# [Aim of the task]
Check each line of the data below for the word "Bali", then extract the ones that have it.

# [Dataset]
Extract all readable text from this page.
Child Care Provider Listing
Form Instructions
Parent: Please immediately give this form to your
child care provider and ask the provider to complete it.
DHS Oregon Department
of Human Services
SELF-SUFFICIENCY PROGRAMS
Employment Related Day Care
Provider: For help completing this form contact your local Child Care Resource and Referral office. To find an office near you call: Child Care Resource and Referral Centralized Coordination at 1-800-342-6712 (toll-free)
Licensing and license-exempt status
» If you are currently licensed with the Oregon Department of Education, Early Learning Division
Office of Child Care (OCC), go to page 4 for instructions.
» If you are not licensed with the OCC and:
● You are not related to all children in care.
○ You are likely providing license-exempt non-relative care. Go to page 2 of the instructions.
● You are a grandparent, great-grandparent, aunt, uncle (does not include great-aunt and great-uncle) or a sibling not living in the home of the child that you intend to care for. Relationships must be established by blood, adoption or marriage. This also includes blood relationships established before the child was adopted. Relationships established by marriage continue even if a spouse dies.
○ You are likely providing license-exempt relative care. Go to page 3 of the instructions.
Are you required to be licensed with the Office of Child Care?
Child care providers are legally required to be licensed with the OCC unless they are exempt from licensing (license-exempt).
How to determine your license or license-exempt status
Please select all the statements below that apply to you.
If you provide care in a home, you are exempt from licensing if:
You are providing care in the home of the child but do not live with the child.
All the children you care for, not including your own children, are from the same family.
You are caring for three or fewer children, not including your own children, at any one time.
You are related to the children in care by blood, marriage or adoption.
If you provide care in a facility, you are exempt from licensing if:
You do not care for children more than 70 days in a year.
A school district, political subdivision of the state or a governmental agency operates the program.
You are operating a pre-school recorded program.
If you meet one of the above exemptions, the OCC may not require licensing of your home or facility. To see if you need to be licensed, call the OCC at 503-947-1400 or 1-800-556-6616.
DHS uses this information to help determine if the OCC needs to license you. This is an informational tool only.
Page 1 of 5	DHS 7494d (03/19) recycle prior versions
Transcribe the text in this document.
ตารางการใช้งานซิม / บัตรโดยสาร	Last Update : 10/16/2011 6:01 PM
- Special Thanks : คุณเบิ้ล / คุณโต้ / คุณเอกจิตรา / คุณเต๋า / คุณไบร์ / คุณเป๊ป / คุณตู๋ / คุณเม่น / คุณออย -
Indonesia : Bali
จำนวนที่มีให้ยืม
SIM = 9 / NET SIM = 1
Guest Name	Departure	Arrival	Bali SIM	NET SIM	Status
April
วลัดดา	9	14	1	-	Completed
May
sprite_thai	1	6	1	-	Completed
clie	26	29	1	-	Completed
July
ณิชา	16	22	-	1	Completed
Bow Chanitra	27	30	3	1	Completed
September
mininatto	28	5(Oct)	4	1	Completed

# [Solved problem]
Indonesia : Bali
Guest Name	Departure	Arrival	Bali SIM	NET SIM	Status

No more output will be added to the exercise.